** Records shown **
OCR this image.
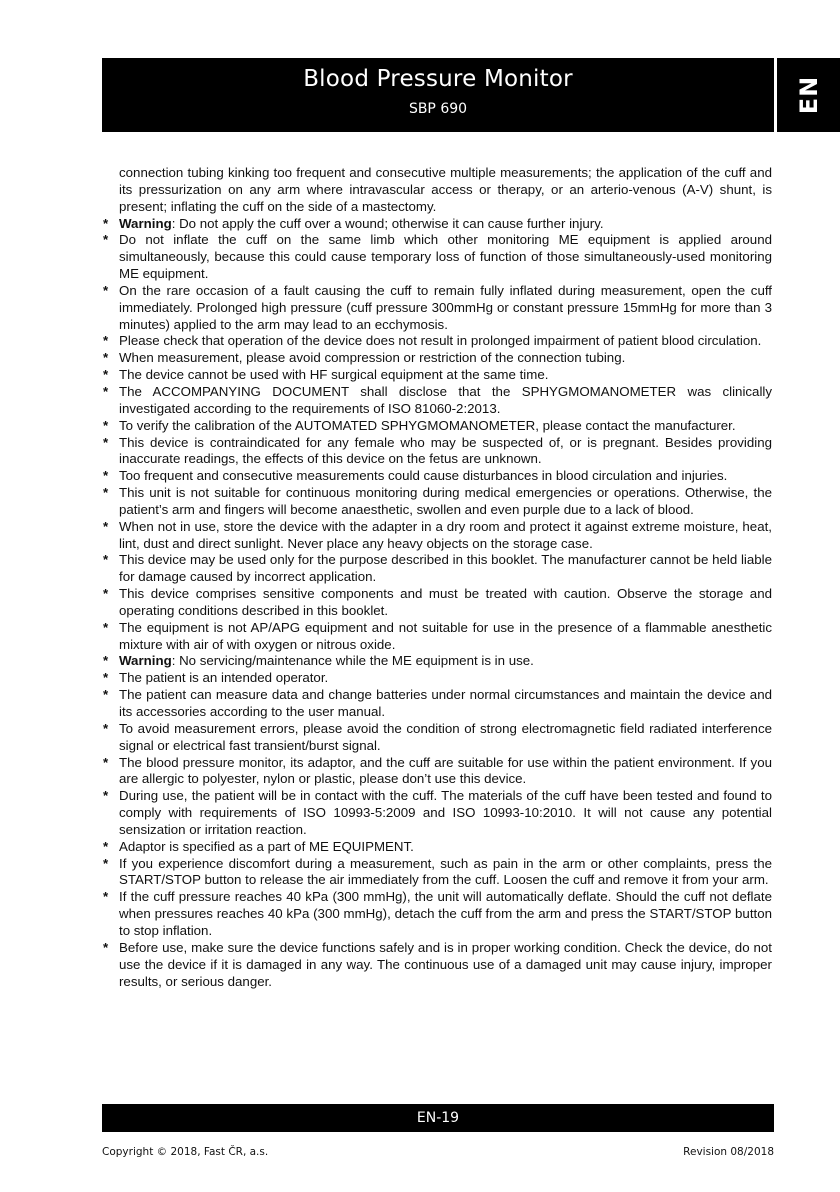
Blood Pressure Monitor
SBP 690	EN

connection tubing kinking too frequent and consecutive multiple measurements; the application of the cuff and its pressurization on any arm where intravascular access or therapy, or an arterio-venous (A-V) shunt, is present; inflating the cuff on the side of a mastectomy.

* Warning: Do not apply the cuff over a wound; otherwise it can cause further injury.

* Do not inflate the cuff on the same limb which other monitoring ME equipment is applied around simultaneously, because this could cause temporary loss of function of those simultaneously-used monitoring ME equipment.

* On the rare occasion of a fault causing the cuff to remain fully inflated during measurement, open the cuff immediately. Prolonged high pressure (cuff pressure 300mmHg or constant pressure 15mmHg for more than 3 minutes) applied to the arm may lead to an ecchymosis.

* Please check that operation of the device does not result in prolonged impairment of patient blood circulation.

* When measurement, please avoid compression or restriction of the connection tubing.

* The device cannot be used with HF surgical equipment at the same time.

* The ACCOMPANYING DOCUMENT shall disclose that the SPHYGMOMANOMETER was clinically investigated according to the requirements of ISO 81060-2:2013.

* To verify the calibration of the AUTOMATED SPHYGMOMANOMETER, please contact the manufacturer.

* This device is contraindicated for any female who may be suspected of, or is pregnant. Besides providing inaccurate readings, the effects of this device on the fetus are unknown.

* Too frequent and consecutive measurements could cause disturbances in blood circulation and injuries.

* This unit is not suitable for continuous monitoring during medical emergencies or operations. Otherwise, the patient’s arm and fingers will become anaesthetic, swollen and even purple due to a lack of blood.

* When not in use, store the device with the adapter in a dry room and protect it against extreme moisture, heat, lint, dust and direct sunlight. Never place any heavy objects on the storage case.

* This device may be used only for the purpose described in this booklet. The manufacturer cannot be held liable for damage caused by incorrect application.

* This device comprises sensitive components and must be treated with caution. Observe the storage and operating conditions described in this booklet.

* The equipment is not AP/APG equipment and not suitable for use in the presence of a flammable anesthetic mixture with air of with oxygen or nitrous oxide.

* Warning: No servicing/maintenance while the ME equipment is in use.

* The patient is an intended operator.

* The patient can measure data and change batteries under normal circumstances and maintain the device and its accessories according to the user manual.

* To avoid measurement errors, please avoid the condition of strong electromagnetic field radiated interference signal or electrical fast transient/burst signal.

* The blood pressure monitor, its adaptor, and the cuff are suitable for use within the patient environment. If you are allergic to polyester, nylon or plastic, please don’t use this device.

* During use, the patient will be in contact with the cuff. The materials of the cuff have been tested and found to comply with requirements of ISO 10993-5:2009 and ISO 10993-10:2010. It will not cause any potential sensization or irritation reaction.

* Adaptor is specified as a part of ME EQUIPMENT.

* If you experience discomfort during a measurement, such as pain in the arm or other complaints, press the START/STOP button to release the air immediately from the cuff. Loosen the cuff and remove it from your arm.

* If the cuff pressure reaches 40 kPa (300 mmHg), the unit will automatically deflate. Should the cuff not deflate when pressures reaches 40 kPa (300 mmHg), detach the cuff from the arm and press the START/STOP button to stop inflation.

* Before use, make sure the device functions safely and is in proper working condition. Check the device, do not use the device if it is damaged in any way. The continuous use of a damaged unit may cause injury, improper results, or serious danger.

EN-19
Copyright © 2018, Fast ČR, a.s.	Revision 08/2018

** Exercise objective **
From the listing above, return each line with the word "consecutive".

** The response **
connection tubing kinking too frequent and consecutive multiple measurements; the application of the cuff and its pressurization on any arm where intravascular access or therapy, or an arterio-venous (A-V) shunt, is present; inflating the cuff on the side of a mastectomy.
* Too frequent and consecutive measurements could cause disturbances in blood circulation and injuries.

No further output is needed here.